- PROBLEM DESCRIPTION:
Only the lines holding the string "Tijorat" are needed. Copy each one.

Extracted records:

# # # #

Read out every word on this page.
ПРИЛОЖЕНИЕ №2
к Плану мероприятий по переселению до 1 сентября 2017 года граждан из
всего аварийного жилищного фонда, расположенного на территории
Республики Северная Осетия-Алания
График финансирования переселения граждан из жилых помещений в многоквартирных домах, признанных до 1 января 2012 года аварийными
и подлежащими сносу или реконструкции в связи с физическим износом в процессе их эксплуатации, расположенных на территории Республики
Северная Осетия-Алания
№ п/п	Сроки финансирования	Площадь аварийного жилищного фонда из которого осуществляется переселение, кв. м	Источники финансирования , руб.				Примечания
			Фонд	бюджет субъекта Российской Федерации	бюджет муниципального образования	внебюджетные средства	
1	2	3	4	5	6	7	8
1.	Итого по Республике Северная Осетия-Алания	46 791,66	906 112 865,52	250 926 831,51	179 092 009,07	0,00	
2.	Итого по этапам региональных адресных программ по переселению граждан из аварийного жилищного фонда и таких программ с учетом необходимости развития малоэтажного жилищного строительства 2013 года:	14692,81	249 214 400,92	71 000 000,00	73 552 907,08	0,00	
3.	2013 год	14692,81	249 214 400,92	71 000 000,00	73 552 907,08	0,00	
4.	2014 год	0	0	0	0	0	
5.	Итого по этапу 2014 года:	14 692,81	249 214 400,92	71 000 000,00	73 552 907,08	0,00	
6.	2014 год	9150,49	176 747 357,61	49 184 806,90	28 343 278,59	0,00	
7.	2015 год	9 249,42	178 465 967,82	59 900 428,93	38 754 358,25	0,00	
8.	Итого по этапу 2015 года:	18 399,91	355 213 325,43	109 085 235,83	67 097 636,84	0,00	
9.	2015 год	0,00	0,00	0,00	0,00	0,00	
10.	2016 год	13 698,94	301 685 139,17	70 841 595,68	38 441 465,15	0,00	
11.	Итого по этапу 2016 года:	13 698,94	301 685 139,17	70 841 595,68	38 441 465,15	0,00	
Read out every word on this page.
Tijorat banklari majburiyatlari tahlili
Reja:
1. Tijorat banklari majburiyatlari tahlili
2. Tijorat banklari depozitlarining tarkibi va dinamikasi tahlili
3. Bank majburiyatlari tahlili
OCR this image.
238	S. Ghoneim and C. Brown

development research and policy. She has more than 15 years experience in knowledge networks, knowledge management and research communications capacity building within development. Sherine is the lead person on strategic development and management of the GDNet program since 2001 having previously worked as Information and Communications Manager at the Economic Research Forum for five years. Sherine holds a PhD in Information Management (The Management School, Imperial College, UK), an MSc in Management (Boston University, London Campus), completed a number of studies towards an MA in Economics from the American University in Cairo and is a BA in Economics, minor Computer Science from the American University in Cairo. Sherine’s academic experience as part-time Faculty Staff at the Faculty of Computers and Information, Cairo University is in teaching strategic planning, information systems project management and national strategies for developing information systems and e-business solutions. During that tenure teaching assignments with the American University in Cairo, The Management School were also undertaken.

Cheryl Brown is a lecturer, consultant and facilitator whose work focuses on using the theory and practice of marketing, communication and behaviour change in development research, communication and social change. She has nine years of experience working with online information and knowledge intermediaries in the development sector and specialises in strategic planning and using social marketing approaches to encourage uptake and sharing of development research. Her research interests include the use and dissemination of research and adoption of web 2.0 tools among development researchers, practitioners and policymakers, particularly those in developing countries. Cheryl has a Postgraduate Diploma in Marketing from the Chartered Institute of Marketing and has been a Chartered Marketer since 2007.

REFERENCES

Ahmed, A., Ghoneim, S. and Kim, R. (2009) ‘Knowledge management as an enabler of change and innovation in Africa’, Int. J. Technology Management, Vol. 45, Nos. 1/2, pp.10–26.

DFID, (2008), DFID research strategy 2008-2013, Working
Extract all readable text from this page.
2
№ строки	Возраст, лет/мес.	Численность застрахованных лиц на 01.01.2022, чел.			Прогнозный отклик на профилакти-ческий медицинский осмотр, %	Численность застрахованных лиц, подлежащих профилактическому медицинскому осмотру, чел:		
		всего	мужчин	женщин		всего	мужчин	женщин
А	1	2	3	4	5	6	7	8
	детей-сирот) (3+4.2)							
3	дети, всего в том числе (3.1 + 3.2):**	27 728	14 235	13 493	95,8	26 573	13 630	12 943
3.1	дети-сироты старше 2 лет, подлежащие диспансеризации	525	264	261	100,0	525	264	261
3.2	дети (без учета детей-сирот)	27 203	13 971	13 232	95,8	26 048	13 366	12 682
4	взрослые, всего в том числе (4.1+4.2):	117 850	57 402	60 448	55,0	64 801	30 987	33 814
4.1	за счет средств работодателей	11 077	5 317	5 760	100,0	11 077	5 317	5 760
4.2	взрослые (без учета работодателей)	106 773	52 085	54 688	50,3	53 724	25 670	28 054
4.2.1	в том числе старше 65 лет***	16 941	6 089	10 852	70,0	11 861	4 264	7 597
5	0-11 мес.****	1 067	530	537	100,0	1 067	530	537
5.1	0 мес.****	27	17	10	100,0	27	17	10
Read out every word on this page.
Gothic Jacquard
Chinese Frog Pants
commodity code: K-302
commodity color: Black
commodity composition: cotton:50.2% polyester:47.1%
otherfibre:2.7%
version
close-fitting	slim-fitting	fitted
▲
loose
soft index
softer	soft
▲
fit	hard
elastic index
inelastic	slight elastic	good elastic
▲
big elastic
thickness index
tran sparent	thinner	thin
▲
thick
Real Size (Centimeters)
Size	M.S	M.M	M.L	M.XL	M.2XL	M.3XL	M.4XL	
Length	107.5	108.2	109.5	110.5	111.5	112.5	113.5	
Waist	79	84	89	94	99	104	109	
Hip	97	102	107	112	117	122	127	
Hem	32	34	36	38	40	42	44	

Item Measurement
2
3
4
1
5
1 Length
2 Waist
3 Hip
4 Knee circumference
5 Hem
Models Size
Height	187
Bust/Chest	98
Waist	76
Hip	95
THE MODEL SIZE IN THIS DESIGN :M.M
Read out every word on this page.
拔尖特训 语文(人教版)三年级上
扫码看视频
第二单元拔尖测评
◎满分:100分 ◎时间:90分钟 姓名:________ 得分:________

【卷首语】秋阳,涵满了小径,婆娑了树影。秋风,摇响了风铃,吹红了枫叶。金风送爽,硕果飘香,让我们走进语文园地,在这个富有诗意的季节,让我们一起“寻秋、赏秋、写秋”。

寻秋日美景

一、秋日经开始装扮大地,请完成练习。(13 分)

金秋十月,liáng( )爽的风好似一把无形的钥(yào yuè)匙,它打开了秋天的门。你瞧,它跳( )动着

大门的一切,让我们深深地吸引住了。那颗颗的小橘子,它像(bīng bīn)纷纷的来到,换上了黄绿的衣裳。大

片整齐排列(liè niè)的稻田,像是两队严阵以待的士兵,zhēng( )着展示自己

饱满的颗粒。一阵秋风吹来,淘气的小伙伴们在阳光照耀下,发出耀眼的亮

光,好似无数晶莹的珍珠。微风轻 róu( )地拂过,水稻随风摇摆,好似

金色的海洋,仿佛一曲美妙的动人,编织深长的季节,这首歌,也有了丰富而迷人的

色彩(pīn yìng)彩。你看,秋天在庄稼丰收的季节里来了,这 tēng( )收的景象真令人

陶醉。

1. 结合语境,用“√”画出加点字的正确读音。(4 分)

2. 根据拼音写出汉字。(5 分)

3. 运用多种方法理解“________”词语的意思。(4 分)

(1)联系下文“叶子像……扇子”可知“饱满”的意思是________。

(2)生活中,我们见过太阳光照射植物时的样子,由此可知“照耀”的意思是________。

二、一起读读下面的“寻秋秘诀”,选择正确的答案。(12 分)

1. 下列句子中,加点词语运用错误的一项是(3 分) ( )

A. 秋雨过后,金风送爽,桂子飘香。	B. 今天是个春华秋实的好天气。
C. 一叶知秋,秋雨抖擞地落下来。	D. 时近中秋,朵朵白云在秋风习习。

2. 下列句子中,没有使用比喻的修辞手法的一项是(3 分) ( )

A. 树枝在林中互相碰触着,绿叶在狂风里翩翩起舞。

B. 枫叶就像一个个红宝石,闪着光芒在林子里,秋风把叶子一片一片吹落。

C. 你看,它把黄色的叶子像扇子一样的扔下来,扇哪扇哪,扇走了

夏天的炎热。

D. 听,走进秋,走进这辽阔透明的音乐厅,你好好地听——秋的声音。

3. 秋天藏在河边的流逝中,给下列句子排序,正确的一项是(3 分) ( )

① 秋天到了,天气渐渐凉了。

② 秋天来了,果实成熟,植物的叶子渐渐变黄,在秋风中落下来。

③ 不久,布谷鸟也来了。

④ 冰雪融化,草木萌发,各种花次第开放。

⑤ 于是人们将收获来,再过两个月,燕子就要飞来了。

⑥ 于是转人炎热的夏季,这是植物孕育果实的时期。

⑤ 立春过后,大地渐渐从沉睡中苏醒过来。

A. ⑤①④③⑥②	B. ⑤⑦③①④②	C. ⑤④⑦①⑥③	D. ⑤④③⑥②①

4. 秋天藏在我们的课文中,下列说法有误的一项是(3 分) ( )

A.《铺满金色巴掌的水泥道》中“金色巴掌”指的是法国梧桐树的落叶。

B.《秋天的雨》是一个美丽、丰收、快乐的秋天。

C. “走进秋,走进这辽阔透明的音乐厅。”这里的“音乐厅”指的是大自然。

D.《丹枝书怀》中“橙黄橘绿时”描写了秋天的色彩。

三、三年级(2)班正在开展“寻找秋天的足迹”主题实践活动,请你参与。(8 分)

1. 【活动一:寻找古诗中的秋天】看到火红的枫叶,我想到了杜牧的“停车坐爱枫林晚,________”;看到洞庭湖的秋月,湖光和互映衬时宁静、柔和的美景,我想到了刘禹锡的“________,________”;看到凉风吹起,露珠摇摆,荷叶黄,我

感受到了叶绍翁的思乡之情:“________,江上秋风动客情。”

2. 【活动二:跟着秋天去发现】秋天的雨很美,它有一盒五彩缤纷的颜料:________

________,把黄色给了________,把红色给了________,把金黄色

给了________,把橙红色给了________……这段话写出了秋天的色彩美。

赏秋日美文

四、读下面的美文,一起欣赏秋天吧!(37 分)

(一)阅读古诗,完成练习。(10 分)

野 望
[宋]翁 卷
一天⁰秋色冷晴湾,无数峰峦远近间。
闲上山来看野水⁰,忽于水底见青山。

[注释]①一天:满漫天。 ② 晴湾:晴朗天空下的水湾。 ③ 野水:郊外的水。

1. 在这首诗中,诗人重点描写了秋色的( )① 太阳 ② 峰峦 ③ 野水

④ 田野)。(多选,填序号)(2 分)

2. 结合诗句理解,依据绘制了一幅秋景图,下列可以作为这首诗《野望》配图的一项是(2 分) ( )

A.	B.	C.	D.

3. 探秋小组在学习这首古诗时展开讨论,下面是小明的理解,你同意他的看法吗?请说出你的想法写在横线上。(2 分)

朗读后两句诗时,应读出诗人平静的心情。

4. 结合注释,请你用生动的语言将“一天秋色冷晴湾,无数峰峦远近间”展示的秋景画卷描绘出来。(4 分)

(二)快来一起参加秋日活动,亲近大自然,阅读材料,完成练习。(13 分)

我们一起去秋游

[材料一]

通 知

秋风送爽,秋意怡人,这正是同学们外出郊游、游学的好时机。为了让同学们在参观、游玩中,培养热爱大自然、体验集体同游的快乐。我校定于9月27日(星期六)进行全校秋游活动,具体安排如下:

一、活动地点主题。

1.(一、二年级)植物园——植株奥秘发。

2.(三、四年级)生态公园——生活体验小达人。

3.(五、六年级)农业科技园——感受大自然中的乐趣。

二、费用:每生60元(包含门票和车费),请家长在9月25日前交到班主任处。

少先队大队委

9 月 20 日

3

# # # #

- COMPLETE RESPONSE:
Tijorat banklari majburiyatlari tahlili
1. Tijorat banklari majburiyatlari tahlili
2. Tijorat banklari depozitlarining tarkibi va dinamikasi tahlili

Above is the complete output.